> _Условия задания_:
- A) Ответьте по отрывку о московской конференции анархистов:
(i) Кто возглавлял кронштадтских моряков в июльском восстании 1917 года?
(ii) Когда артиллерией разрушили Московский Клуб Анархистов?
(iii) О чём конференция решила попросить советское правительство?
- B) Продолжите отрывок о московской конференции анархистов, начав сразу после его последнего предложения.

> _Исходный текст_:
- - -

На конференции московских анархистов в марте 1920 года я впервые узнала о роли, которую некоторые анархисты сыграли в Русской Революции. В июльском восстании 1917-го кронштадтские моряки были во главе с анархистом Ярчуком; Учредительное собрание было разогнано Железняковым; анархисты участвовали на всех фронтах и помогли отбить нападения союзников. Это было общее мнение, что анархисты всегда были впереди, смело смотря в лицо огню, а также они были и самыми активными в восстановительной работе. Одной из самых больших фабрик недалеко от Москвы, которая не останавливала работу во время всего периода Революции, управлял анархист. Анархисты делали важную работу в министерстве иностранных дел и во всех других департаментах. Я узнала, что анархисты фактически помогли большевикам взять власть. Пять месяцев спустя, в апреле 1918-го, использовалась артиллерия, чтобы разрушить Московский Клуб Анархистов и подавить их прессу. Это было перед тем, как Мирбах прибыл в Москву. Поле должно было быть " зачищено от беспокоящих элементов", и анархисты стали первыми жертвами. С тех пор преследования анархистов никогда не прекращались.

Московская анархистская конференция была настроена критически не только к существующему режиму, но также и к собственным товарищам. На конференции искренне говорилось об отрицательных сторонах движения, о нехватки единства и кооперирования в его рядах во время революционного периода. Позже мне пришлось больше узнать о внутренних разногласиях в анархистском движении. Перед закрытием конференция решила обратиться к советскому правительству с просьбой освобождать заключенных в тюрьму анархистов и легализовать анархистскую образовательную деятельность. Конференция попросила Александра Беркмана и меня подписать резолюцию для большего эффекта. Это был шок для меня, что анархисты должны просить, чтобы какое-либо правительство легализовало их усилия, но я все еще полагала, что советское правительство было, по крайней мере, до некоторой степени выразителем революции. Я подписала резолюцию, и поскольку я должна была увидеться с Лениным через несколько дней, я обещала поднять этот вопрос в беседе с ним.

- - -

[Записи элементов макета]
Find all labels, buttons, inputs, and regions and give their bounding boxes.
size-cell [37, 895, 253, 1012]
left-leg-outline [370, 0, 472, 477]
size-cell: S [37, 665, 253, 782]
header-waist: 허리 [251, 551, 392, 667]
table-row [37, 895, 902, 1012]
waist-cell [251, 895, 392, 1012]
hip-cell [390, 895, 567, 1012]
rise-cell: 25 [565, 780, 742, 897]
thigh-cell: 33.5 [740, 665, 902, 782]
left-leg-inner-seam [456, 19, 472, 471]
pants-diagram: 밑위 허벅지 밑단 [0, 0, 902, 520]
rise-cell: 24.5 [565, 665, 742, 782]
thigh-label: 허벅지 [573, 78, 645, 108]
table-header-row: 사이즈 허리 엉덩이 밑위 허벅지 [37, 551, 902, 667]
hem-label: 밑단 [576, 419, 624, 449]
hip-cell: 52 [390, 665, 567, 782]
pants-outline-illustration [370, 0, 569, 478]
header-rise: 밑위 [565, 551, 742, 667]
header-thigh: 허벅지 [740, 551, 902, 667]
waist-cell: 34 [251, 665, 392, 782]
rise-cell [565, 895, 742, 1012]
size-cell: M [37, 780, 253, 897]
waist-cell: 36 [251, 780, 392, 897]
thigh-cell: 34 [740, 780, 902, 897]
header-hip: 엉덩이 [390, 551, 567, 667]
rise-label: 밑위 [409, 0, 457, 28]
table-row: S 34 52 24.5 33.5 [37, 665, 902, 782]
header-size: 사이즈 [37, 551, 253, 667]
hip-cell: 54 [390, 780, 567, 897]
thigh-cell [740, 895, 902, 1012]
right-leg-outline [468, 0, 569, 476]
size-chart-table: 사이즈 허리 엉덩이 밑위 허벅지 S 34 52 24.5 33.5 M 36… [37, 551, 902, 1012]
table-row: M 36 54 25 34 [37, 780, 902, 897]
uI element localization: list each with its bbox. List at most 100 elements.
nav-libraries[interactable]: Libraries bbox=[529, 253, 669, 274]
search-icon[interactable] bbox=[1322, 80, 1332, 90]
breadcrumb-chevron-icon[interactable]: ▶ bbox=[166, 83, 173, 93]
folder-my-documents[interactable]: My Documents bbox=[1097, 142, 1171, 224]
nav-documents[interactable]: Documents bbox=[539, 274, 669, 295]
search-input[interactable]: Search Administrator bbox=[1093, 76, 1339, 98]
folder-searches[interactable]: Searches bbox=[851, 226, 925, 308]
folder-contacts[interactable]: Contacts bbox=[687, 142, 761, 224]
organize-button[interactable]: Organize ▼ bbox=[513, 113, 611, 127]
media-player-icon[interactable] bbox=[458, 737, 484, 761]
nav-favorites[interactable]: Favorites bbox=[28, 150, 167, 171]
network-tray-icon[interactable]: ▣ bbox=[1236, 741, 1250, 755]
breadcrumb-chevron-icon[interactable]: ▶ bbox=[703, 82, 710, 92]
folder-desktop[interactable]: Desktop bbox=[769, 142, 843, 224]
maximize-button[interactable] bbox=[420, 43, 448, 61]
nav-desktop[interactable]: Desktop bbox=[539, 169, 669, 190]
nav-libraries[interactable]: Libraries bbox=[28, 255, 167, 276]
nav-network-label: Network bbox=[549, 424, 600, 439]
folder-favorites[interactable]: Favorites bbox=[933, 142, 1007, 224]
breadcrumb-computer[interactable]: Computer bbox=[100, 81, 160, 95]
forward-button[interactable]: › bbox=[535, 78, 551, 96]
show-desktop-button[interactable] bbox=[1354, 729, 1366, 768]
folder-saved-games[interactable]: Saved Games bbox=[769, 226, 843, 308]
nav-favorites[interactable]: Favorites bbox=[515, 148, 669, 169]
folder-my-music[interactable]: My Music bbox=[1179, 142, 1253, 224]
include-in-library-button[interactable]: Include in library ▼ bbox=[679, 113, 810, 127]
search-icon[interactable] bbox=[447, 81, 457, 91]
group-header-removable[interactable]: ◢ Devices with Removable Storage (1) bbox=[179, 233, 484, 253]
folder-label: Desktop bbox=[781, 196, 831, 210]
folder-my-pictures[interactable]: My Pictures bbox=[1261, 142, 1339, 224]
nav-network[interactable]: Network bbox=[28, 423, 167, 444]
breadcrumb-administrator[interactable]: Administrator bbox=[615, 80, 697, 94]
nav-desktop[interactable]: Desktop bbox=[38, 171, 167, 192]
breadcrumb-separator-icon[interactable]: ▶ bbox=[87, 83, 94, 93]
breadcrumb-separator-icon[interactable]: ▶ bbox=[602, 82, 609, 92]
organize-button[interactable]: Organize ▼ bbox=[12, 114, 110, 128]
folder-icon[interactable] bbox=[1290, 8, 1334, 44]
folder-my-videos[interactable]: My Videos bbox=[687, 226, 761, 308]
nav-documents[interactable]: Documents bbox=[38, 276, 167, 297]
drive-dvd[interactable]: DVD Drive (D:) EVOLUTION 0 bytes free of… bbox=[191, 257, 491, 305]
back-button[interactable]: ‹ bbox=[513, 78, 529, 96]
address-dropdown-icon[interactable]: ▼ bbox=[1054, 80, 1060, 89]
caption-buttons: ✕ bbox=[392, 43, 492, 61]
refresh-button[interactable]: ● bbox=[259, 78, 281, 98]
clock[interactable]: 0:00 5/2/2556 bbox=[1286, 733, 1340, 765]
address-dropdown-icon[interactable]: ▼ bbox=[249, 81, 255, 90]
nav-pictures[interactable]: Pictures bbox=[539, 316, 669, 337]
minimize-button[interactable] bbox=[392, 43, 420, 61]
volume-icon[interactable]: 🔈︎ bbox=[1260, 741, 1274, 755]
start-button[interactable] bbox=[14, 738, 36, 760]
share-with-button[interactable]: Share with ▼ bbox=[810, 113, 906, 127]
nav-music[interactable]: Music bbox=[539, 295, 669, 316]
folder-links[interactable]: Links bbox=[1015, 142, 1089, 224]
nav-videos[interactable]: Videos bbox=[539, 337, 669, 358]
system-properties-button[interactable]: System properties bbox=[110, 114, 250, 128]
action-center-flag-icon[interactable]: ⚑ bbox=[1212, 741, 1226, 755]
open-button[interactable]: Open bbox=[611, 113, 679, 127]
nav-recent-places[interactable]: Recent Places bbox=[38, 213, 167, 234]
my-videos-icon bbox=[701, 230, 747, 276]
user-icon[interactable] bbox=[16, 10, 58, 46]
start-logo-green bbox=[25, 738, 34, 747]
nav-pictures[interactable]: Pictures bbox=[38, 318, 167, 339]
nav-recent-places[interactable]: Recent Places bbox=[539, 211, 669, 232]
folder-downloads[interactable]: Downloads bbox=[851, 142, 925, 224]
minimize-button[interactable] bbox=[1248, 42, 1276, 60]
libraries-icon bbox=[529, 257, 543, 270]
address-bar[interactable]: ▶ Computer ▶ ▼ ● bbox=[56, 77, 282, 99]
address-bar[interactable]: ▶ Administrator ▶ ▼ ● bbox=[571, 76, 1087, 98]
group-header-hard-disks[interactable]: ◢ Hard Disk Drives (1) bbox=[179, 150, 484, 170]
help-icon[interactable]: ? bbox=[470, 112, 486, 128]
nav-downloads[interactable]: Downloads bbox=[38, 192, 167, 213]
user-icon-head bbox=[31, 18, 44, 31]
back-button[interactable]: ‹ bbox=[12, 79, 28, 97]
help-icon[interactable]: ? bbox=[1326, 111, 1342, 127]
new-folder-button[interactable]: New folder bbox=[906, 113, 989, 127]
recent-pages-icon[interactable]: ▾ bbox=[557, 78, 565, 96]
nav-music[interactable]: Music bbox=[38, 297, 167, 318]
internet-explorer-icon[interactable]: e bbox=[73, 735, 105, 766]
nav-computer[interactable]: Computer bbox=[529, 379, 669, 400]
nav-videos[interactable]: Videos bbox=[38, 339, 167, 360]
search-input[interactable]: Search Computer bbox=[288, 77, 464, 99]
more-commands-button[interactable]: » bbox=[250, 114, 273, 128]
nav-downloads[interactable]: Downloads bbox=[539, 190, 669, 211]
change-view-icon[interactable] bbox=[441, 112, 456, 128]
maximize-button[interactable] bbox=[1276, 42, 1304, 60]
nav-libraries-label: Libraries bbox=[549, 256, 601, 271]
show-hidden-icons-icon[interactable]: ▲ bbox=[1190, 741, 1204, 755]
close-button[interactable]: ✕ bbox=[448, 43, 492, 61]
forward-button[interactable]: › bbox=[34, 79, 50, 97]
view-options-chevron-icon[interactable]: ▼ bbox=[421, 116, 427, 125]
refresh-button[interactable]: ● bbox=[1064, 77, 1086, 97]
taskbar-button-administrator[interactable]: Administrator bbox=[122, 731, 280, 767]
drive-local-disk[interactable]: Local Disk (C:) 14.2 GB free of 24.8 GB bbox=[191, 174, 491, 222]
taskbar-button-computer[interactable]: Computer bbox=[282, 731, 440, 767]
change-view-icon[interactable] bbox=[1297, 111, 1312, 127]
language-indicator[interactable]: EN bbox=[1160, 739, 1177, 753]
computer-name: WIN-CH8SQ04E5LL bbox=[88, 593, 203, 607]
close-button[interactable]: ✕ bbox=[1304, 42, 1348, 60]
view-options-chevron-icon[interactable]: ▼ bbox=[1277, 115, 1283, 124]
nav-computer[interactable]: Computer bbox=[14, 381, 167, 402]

- - -

> _Ответы по заданиям_:
- A)
(i) Анархист Ярчук.
(ii) В апреле 1918 года.
(iii) Освобождать заключённых в тюрьму анархистов и легализовать анархистскую образовательную деятельность.

- B)
Встреча с Лениным было устроена Балабановой. " Вы должны увидеться с Ильичом, сказать ему о тех вещах, которые тревожат Вас и о работе, которую Вы хотели бы делать", сказала она. Но прошло некоторое время прежде, чем представилась такая возможность. Наконец однажды Балабанова позвонила по телефону, чтобы спросить, могла бы я тотчас приехать. Ленин послал свой автомобиль, и мы быстро доехали до Кремля, охранники пропустили нас без вопросов, и наконец проводили в рабочий кабинет всесильного президента Народных Комиссаров.

Когда мы вошли, Ленин держал в руках мою брошюру " Суд и речи" *. Я дала свой единственный экземпляр Балабановой, которая очевидно передала ее незадолго перед этой встречей Ленину. Один из его первых вопросов был, " Когда можно ожидать социальную революцию в Америке? " Мне неоднократно задавали этот вопрос прежде, но я был изумлена, услышав его от Ленина. Казалось невероятным, что человек его информированности так мало знает об американских условиях.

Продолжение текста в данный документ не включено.